## REQUIRED WORK
Using the records below, filter out every line that lacks "folder" and copy the rest.

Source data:
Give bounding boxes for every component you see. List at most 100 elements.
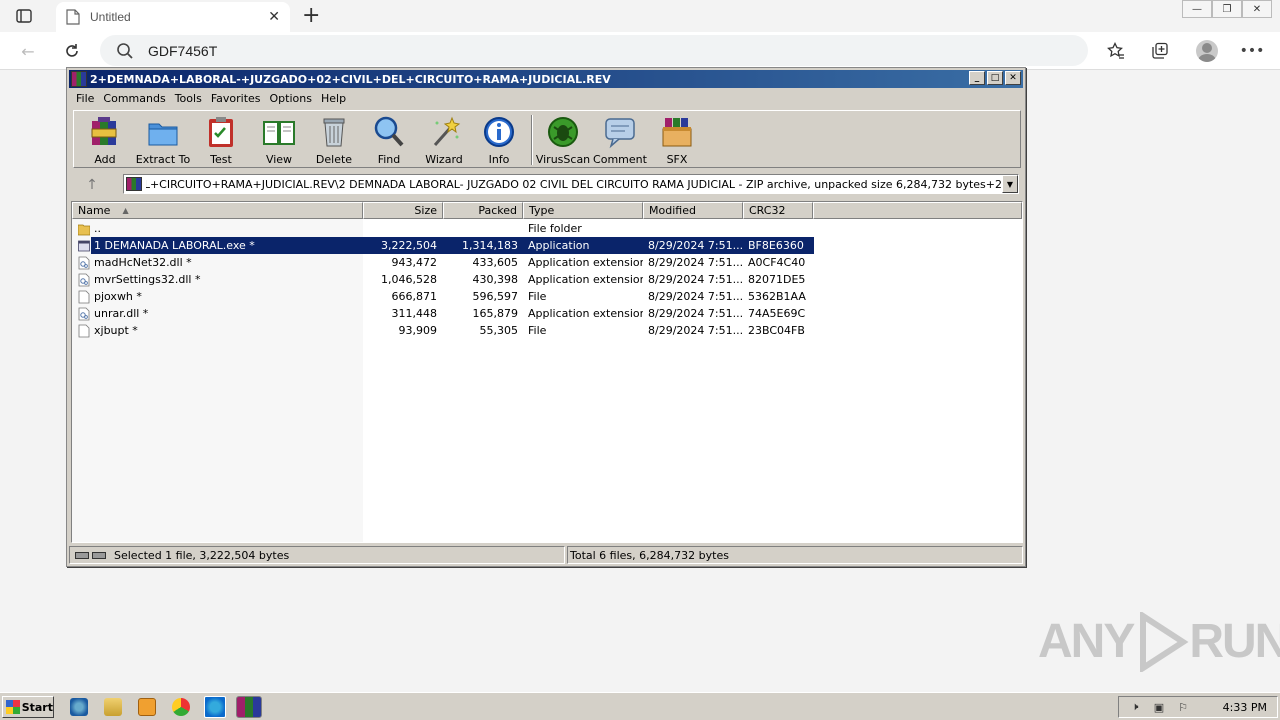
column-size[interactable]: Size — [363, 202, 443, 219]
info-button[interactable]: Info — [471, 115, 527, 167]
file-row[interactable]: xjbupt * 93,909 55,305 File 8/29/2024 7:51..… — [72, 322, 813, 339]
cell-size — [363, 220, 443, 237]
menu-tools[interactable]: Tools — [175, 92, 202, 105]
chrome-icon[interactable] — [172, 698, 190, 716]
dll-file-icon — [78, 307, 90, 320]
wizard-button[interactable]: Wizard — [416, 115, 472, 167]
search-icon — [117, 42, 133, 59]
cell-packed — [443, 220, 523, 237]
test-button[interactable]: Test — [193, 115, 249, 167]
volume-icon[interactable]: 🕨 — [1127, 700, 1143, 714]
cell-modified — [643, 220, 743, 237]
winrar-minimize-icon[interactable]: _ — [969, 71, 985, 85]
cell-crc32: BF8E6360 — [748, 239, 804, 252]
taskbar: Start 🕨 ▣ ⚐ 4:33 PM — [0, 692, 1280, 720]
file-explorer-icon[interactable] — [104, 698, 122, 716]
file-name: pjoxwh * — [94, 290, 142, 303]
cell-type: Application — [528, 239, 590, 252]
drive-status-icons — [70, 551, 110, 559]
winrar-title-bar[interactable]: 2+DEMNADA+LABORAL-+JUZGADO+02+CIVIL+DEL+… — [69, 70, 1023, 88]
browser-nav-bar: ← GDF7456T ••• — [0, 32, 1280, 70]
profile-avatar[interactable] — [1196, 40, 1218, 62]
add-button[interactable]: Add — [77, 115, 133, 167]
media-player-icon[interactable] — [138, 698, 156, 716]
wizard-label: Wizard — [425, 153, 463, 166]
winrar-close-icon[interactable]: ✕ — [1005, 71, 1021, 85]
new-tab-icon[interactable]: + — [302, 4, 320, 28]
restore-icon[interactable]: ❐ — [1212, 0, 1242, 18]
sfx-box-icon — [662, 118, 692, 147]
file-row[interactable]: unrar.dll * 311,448 165,879 Application ext… — [72, 305, 813, 322]
cell-crc32 — [743, 220, 813, 237]
comment-button[interactable]: Comment — [592, 115, 648, 167]
column-modified[interactable]: Modified — [643, 202, 743, 219]
cell-type: Application extension — [528, 307, 643, 320]
file-row[interactable]: mvrSettings32.dll * 1,046,528 430,398 Appli… — [72, 271, 813, 288]
path-dropdown-icon[interactable]: ▼ — [1002, 175, 1018, 193]
file-name: 1 DEMANADA LABORAL.exe * — [94, 239, 255, 252]
start-button[interactable]: Start — [2, 696, 54, 718]
key-icon — [91, 551, 106, 559]
file-row[interactable]: 1 DEMANADA LABORAL.exe * 3,222,504 1,314,1… — [72, 237, 814, 254]
dll-file-icon — [78, 273, 90, 286]
browser-tab[interactable]: Untitled ✕ — [56, 2, 290, 32]
trash-icon — [323, 118, 345, 147]
menu-help[interactable]: Help — [321, 92, 346, 105]
menu-favorites[interactable]: Favorites — [211, 92, 261, 105]
up-folder-icon[interactable]: ↑ — [75, 175, 109, 195]
edge-icon[interactable] — [204, 696, 226, 718]
cell-name: mvrSettings32.dll * — [72, 271, 363, 288]
comment-icon — [605, 118, 635, 149]
status-left-panel: Selected 1 file, 3,222,504 bytes — [69, 546, 565, 564]
collections-icon[interactable] — [1150, 41, 1170, 61]
favorites-star-icon[interactable] — [1106, 41, 1126, 61]
more-menu-icon[interactable]: ••• — [1240, 41, 1265, 61]
flag-icon[interactable]: ⚐ — [1175, 700, 1191, 714]
find-button[interactable]: Find — [361, 115, 417, 167]
file-row[interactable]: .. File folder — [72, 220, 813, 237]
delete-button[interactable]: Delete — [306, 115, 362, 167]
menu-commands[interactable]: Commands — [103, 92, 165, 105]
minimize-icon[interactable]: — — [1182, 0, 1212, 18]
file-name: .. — [94, 222, 101, 235]
virusscan-button[interactable]: VirusScan — [535, 115, 591, 167]
back-icon[interactable]: ← — [18, 41, 38, 61]
magic-wand-icon — [433, 116, 461, 146]
file-list: Name ▲ Size Packed Type Modified CRC32 ..… — [71, 201, 1023, 543]
file-row[interactable]: pjoxwh * 666,871 596,597 File 8/29/2024 7:51… — [72, 288, 813, 305]
network-icon[interactable]: ▣ — [1151, 700, 1167, 714]
refresh-icon[interactable] — [62, 41, 82, 61]
menu-file[interactable]: File — [76, 92, 94, 105]
address-bar[interactable]: GDF7456T — [100, 35, 1088, 66]
folder-icon — [78, 224, 90, 235]
status-right-panel: Total 6 files, 6,284,732 bytes — [567, 546, 1023, 564]
path-bar: ↑ 2+DEMNADA+LABORAL-+JUZGADO+02+CIVIL+DE… — [73, 172, 1021, 196]
extract-folder-icon — [148, 123, 178, 146]
file-name: mvrSettings32.dll * — [94, 273, 201, 286]
address-text: GDF7456T — [148, 42, 218, 59]
cell-modified: 8/29/2024 7:51... — [648, 307, 743, 320]
cell-crc32: 82071DE5 — [748, 273, 806, 286]
file-name: unrar.dll * — [94, 307, 149, 320]
column-packed[interactable]: Packed — [443, 202, 523, 219]
winrar-taskbar-icon[interactable] — [236, 696, 262, 718]
close-icon[interactable]: ✕ — [1242, 0, 1272, 18]
virus-bug-icon — [548, 117, 578, 147]
extract-to-button[interactable]: Extract To — [135, 115, 191, 167]
view-label: View — [265, 153, 293, 166]
status-selection: Selected 1 file, 3,222,504 bytes — [114, 548, 290, 562]
sfx-button[interactable]: SFX — [649, 115, 705, 167]
column-type[interactable]: Type — [523, 202, 643, 219]
menu-options[interactable]: Options — [270, 92, 312, 105]
cell-modified: 8/29/2024 7:51... — [648, 256, 743, 269]
tab-actions-icon[interactable] — [12, 6, 36, 26]
internet-explorer-icon[interactable] — [70, 698, 88, 716]
view-button[interactable]: View — [251, 115, 307, 167]
column-name[interactable]: Name ▲ — [72, 202, 363, 219]
column-crc32[interactable]: CRC32 — [743, 202, 813, 219]
file-row[interactable]: madHcNet32.dll * 943,472 433,605 Applicatio… — [72, 254, 813, 271]
path-combobox[interactable]: 2+DEMNADA+LABORAL-+JUZGADO+02+CIVIL+DEL+… — [123, 174, 1019, 194]
winrar-maximize-icon[interactable]: □ — [987, 71, 1003, 85]
drive-icon — [74, 551, 89, 559]
tab-close-icon[interactable]: ✕ — [268, 9, 280, 25]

## ANSWER TO THE PROBLEM
up-folder-icon[interactable]: ↑ — [75, 175, 109, 195]
file-row[interactable]: .. File folder — [72, 220, 813, 237]
folder-icon — [78, 224, 90, 235]
extract-folder-icon — [148, 123, 178, 146]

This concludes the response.